## [Data rows]
──────
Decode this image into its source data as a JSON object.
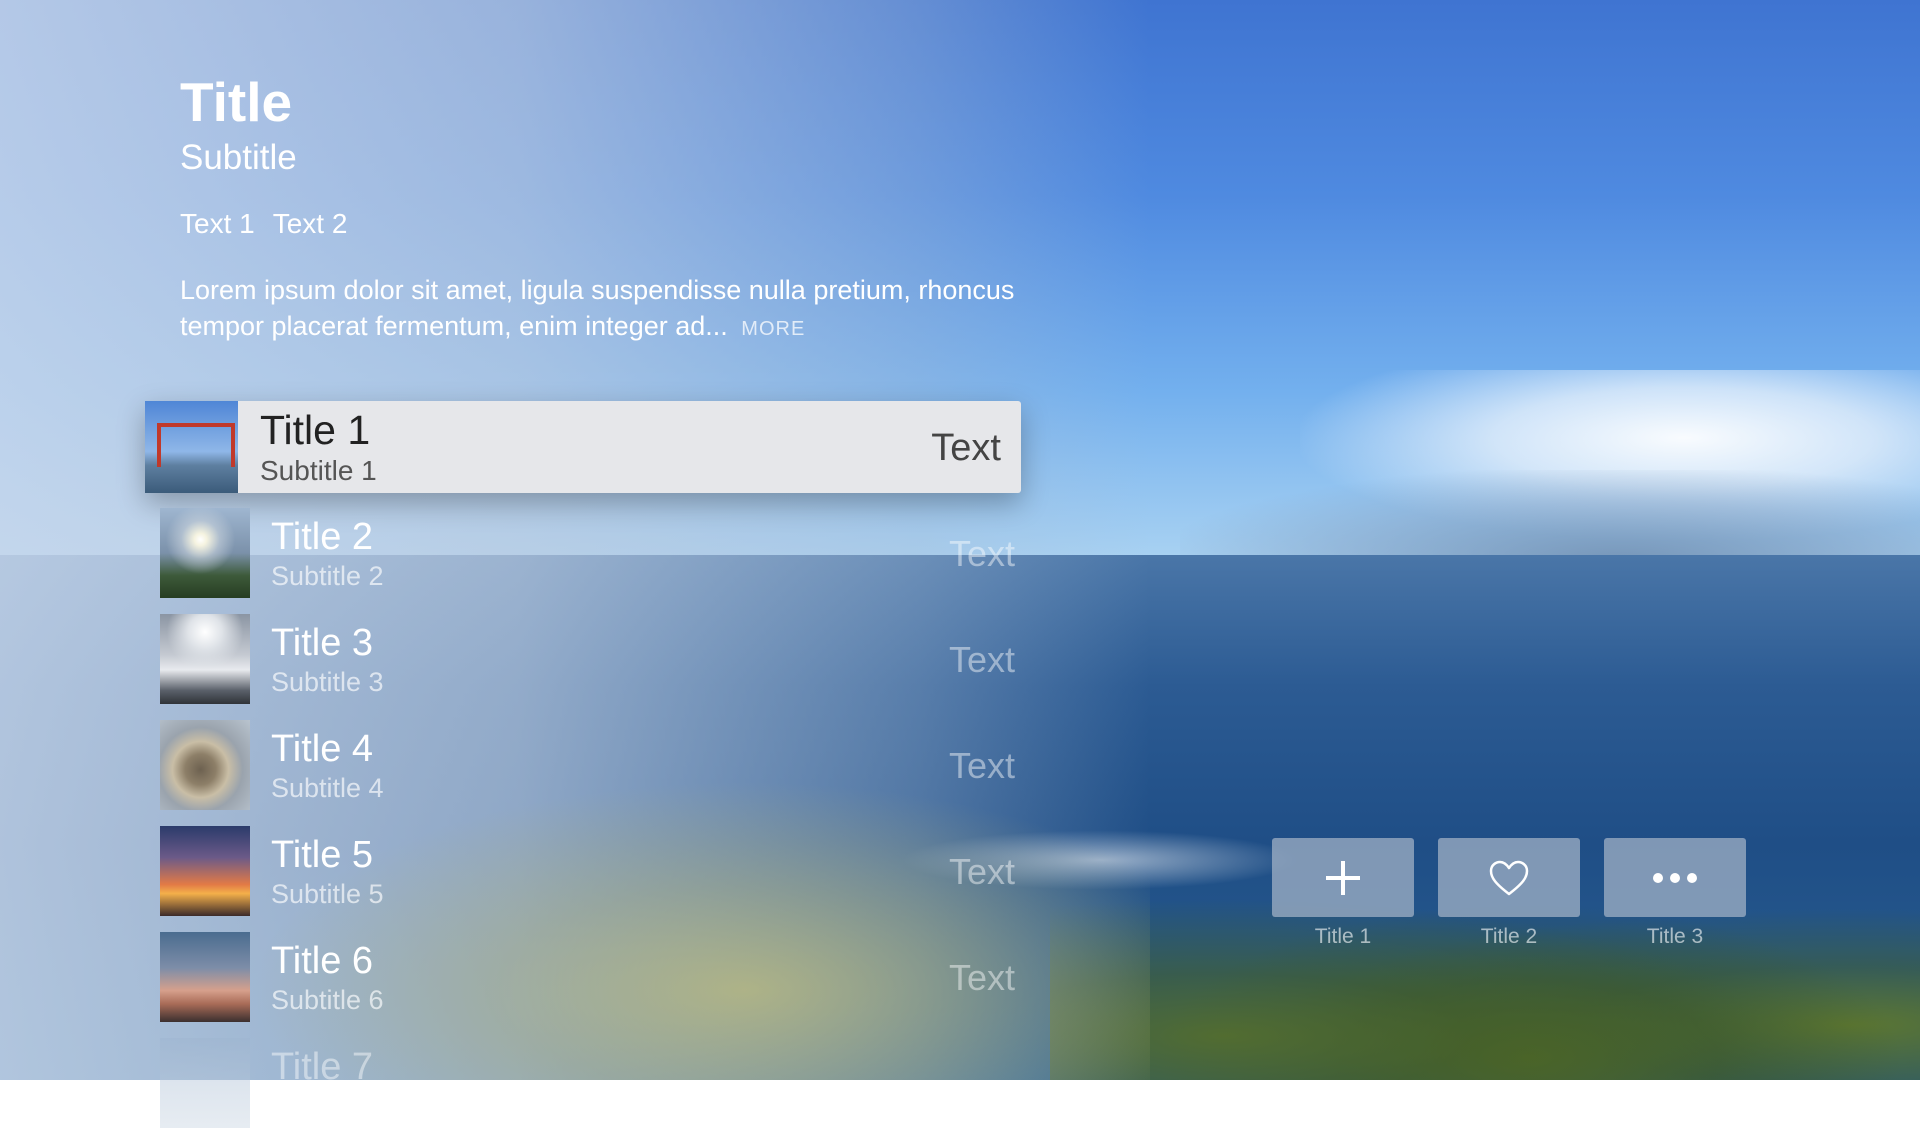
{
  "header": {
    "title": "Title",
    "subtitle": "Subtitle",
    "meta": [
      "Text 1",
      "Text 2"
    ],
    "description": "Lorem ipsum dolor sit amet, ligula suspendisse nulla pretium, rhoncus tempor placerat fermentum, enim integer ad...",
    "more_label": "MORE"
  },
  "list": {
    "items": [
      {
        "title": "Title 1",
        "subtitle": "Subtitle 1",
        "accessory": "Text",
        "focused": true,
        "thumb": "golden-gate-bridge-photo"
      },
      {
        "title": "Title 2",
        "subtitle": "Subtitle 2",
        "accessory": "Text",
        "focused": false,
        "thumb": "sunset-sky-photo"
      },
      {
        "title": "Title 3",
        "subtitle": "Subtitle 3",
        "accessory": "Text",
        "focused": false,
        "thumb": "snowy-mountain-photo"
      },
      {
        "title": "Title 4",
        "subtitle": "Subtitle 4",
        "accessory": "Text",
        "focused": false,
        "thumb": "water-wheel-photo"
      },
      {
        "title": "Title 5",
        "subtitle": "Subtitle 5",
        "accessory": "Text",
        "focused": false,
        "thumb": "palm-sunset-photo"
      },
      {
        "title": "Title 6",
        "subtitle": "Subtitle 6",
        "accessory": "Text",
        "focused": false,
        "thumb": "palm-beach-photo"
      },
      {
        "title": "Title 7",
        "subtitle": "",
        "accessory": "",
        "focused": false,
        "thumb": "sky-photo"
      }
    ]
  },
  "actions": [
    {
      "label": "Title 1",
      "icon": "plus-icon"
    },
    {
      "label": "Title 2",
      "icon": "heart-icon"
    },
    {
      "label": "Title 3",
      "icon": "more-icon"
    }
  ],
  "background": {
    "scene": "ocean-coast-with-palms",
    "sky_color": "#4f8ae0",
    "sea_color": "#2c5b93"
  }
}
──────
## [Problem details]
Identify the lines in the entries that hold "icon" and return each one.

## [Output for this exercise]
      "icon": "plus-icon"
      "icon": "heart-icon"
      "icon": "more-icon"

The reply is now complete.